• _The problem_
In full and word for word, print the data below.

--- Provided material Enclosed Below ---

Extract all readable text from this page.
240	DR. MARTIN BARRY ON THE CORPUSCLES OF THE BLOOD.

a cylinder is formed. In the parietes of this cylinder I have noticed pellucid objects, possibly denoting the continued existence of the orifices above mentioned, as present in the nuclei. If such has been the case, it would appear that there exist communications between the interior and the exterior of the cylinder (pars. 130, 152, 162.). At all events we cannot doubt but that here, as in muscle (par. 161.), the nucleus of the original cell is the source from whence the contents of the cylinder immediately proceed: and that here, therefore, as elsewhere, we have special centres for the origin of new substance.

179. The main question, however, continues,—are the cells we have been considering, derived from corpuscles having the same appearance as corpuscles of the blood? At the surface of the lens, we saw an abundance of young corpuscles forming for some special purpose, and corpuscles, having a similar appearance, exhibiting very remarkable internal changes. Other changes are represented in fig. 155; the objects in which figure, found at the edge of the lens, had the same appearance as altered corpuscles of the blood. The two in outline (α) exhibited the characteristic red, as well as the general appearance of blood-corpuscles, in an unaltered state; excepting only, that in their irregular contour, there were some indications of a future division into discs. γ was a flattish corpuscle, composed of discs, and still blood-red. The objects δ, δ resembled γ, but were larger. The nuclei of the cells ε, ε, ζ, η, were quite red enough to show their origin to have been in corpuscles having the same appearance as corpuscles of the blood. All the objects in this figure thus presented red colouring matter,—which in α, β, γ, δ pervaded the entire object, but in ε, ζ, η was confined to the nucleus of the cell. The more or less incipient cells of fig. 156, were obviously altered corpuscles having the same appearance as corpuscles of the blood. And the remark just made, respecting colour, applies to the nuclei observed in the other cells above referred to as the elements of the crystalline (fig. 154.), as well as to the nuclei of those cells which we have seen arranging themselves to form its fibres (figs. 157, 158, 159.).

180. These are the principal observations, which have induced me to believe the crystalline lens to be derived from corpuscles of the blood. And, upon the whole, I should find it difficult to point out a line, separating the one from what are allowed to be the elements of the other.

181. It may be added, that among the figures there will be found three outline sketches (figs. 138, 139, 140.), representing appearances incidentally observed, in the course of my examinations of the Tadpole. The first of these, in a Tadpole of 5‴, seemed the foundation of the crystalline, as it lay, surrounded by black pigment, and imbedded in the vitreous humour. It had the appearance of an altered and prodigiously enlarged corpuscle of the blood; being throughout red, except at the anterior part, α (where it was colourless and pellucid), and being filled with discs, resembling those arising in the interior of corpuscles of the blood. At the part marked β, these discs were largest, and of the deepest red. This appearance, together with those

--- End of Enclosed Provided material ---

• _Answer box_
Extract all readable text from this page.
240	DR. MARTIN BARRY ON THE CORPUSCLES OF THE BLOOD.

a cylinder is formed. In the parietes of this cylinder I have noticed pellucid objects, possibly denoting the continued existence of the orifices above mentioned, as present in the nuclei. If such has been the case, it would appear that there exist communications between the interior and the exterior of the cylinder (pars. 130, 152, 162.). At all events we cannot doubt but that here, as in muscle (par. 161.), the nucleus of the original cell is the source from whence the contents of the cylinder immediately proceed: and that here, therefore, as elsewhere, we have special centres for the origin of new substance.

179. The main question, however, continues,—are the cells we have been considering, derived from corpuscles having the same appearance as corpuscles of the blood? At the surface of the lens, we saw an abundance of young corpuscles forming for some special purpose, and corpuscles, having a similar appearance, exhibiting very remarkable internal changes. Other changes are represented in fig. 155; the objects in which figure, found at the edge of the lens, had the same appearance as altered corpuscles of the blood. The two in outline (α) exhibited the characteristic red, as well as the general appearance of blood-corpuscles, in an unaltered state; excepting only, that in their irregular contour, there were some indications of a future division into discs. γ was a flattish corpuscle, composed of discs, and still blood-red. The objects δ, δ resembled γ, but were larger. The nuclei of the cells ε, ε, ζ, η, were quite red enough to show their origin to have been in corpuscles having the same appearance as corpuscles of the blood. All the objects in this figure thus presented red colouring matter,—which in α, β, γ, δ pervaded the entire object, but in ε, ζ, η was confined to the nucleus of the cell. The more or less incipient cells of fig. 156, were obviously altered corpuscles having the same appearance as corpuscles of the blood. And the remark just made, respecting colour, applies to the nuclei observed in the other cells above referred to as the elements of the crystalline (fig. 154.), as well as to the nuclei of those cells which we have seen arranging themselves to form its fibres (figs. 157, 158, 159.).

180. These are the principal observations, which have induced me to believe the crystalline lens to be derived from corpuscles of the blood. And, upon the whole, I should find it difficult to point out a line, separating the one from what are allowed to be the elements of the other.

181. It may be added, that among the figures there will be found three outline sketches (figs. 138, 139, 140.), representing appearances incidentally observed, in the course of my examinations of the Tadpole. The first of these, in a Tadpole of 5‴, seemed the foundation of the crystalline, as it lay, surrounded by black pigment, and imbedded in the vitreous humour. It had the appearance of an altered and prodigiously enlarged corpuscle of the blood; being throughout red, except at the anterior part, α (where it was colourless and pellucid), and being filled with discs, resembling those arising in the interior of corpuscles of the blood. At the part marked β, these discs were largest, and of the deepest red. This appearance, together with those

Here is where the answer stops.